(Material for this exercise)
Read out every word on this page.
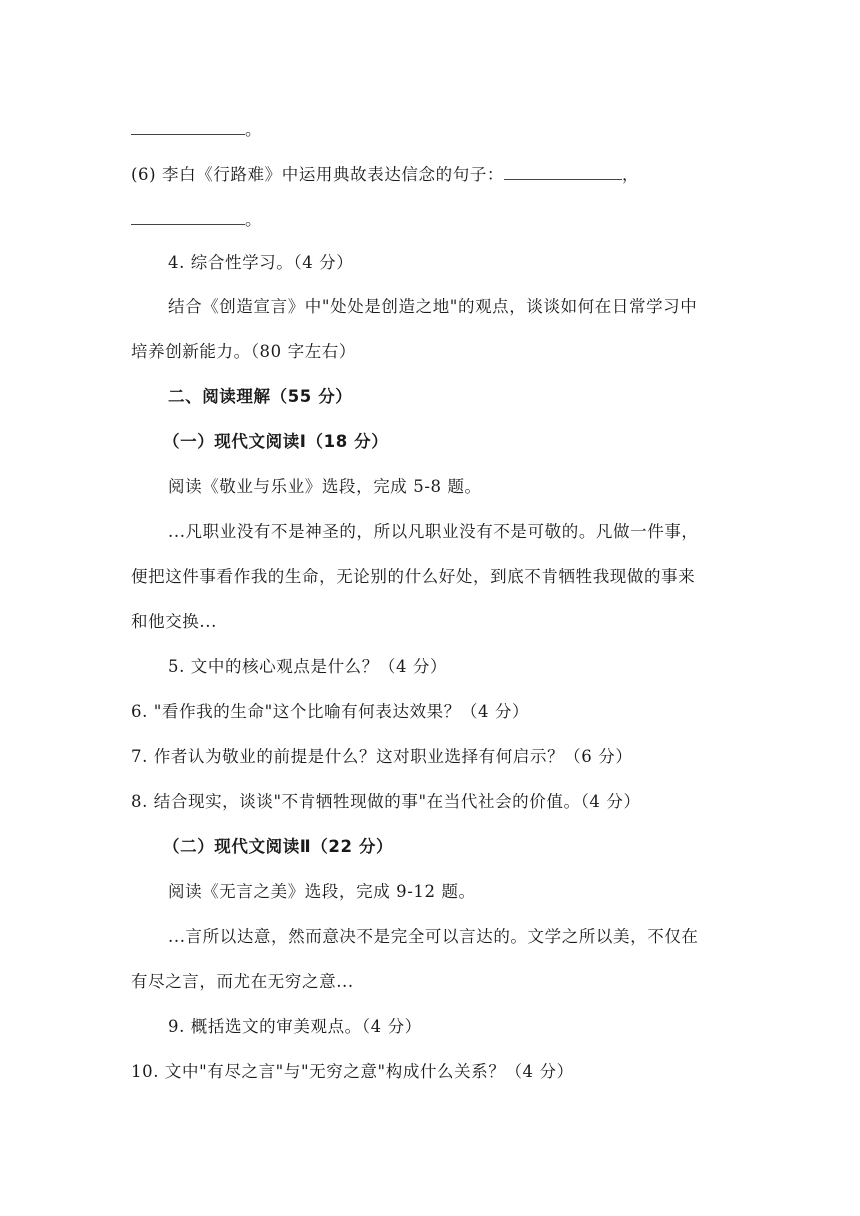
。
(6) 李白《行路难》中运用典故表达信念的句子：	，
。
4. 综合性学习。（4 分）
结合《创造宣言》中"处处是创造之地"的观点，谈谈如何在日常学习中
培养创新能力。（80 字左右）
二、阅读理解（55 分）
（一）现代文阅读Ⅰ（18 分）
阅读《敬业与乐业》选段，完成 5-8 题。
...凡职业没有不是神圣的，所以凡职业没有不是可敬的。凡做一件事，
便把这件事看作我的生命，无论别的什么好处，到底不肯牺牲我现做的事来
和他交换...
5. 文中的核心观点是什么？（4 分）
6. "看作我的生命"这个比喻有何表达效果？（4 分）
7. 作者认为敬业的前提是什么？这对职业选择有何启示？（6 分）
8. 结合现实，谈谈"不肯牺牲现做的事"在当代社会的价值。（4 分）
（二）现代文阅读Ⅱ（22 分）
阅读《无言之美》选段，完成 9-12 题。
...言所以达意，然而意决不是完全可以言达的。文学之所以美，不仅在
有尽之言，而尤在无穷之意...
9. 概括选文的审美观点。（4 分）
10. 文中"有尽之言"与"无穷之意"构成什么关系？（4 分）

(Directive) Transcribe all of the entries word for word, but skip any pictures they contain.

(Reply)
Read out every word on this page.
。
(6) 李白《行路难》中运用典故表达信念的句子：	，
。
4. 综合性学习。（4 分）
结合《创造宣言》中"处处是创造之地"的观点，谈谈如何在日常学习中
培养创新能力。（80 字左右）
二、阅读理解（55 分）
（一）现代文阅读Ⅰ（18 分）
阅读《敬业与乐业》选段，完成 5-8 题。
...凡职业没有不是神圣的，所以凡职业没有不是可敬的。凡做一件事，
便把这件事看作我的生命，无论别的什么好处，到底不肯牺牲我现做的事来
和他交换...
5. 文中的核心观点是什么？（4 分）
6. "看作我的生命"这个比喻有何表达效果？（4 分）
7. 作者认为敬业的前提是什么？这对职业选择有何启示？（6 分）
8. 结合现实，谈谈"不肯牺牲现做的事"在当代社会的价值。（4 分）
（二）现代文阅读Ⅱ（22 分）
阅读《无言之美》选段，完成 9-12 题。
...言所以达意，然而意决不是完全可以言达的。文学之所以美，不仅在
有尽之言，而尤在无穷之意...
9. 概括选文的审美观点。（4 分）
10. 文中"有尽之言"与"无穷之意"构成什么关系？（4 分）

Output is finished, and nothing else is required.